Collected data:
◇ ◇ ◇ ◇ ◇

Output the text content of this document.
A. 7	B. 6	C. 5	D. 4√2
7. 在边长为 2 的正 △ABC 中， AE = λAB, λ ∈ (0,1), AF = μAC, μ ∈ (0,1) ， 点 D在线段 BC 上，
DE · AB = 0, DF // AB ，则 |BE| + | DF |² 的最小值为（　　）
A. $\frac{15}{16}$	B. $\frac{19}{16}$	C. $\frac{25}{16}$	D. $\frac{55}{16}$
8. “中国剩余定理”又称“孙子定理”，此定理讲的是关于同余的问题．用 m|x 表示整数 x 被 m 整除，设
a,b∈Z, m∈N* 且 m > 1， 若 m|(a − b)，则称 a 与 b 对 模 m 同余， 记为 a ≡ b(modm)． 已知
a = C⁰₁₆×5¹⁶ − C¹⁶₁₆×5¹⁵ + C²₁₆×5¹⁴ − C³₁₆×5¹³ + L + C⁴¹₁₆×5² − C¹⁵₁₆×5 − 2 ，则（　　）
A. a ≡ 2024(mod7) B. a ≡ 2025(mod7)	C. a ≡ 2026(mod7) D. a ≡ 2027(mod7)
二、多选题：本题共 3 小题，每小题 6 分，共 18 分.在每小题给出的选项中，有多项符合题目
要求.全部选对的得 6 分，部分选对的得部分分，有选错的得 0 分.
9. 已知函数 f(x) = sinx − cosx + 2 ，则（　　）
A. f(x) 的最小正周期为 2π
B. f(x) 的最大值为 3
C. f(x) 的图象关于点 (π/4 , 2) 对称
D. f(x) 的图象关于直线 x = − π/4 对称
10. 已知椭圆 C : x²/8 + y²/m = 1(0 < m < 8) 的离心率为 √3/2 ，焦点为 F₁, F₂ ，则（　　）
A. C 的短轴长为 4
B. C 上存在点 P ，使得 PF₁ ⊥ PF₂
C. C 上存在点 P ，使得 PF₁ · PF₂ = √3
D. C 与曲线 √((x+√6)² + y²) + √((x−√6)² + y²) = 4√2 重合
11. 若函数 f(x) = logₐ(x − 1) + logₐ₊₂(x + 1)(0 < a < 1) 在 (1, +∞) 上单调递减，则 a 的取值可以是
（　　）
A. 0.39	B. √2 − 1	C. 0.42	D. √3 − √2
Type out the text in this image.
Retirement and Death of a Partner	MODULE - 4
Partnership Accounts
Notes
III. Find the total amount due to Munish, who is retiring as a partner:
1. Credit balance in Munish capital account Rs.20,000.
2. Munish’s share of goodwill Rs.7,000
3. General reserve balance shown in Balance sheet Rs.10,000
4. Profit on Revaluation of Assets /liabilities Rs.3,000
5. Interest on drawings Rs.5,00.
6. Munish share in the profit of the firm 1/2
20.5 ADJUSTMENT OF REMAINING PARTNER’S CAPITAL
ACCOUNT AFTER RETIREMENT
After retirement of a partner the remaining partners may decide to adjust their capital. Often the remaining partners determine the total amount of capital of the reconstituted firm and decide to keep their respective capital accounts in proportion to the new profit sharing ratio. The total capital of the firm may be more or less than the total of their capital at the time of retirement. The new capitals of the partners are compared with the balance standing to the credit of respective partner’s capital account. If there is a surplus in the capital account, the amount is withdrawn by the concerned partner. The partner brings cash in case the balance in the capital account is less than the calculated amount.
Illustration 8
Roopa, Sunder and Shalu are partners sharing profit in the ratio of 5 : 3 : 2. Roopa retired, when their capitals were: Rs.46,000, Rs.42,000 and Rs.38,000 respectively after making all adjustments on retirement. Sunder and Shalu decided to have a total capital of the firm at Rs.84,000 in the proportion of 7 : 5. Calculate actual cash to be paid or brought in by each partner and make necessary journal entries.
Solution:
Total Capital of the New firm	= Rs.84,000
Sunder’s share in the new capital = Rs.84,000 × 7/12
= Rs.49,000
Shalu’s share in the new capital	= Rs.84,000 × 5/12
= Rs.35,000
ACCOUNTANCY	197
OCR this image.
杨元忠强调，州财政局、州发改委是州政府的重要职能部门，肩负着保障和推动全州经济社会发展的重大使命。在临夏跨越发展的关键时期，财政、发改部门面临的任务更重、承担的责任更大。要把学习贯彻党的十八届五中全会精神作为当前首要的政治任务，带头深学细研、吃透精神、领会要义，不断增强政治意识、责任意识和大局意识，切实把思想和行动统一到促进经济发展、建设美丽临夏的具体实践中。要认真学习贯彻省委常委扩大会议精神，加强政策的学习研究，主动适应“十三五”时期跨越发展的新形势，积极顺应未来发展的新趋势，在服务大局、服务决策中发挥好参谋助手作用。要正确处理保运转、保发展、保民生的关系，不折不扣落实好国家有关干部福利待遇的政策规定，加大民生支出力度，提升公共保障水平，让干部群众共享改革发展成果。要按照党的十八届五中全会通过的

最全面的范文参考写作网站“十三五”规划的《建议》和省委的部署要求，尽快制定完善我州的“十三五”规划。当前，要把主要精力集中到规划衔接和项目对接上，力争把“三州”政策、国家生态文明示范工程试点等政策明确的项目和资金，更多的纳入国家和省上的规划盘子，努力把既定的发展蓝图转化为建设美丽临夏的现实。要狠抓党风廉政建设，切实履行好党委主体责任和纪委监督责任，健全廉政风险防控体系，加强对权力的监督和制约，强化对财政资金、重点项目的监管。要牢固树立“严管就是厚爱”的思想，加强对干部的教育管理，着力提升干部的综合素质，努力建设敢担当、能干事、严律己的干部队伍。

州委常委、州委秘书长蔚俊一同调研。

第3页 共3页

◇ ◇ ◇ ◇ ◇

What the exercise asks:
Report each line in the data that holds the word "上存在点".

The solution:
B. C 上存在点 P ，使得 PF₁ ⊥ PF₂
C. C 上存在点 P ，使得 PF₁ · PF₂ = √3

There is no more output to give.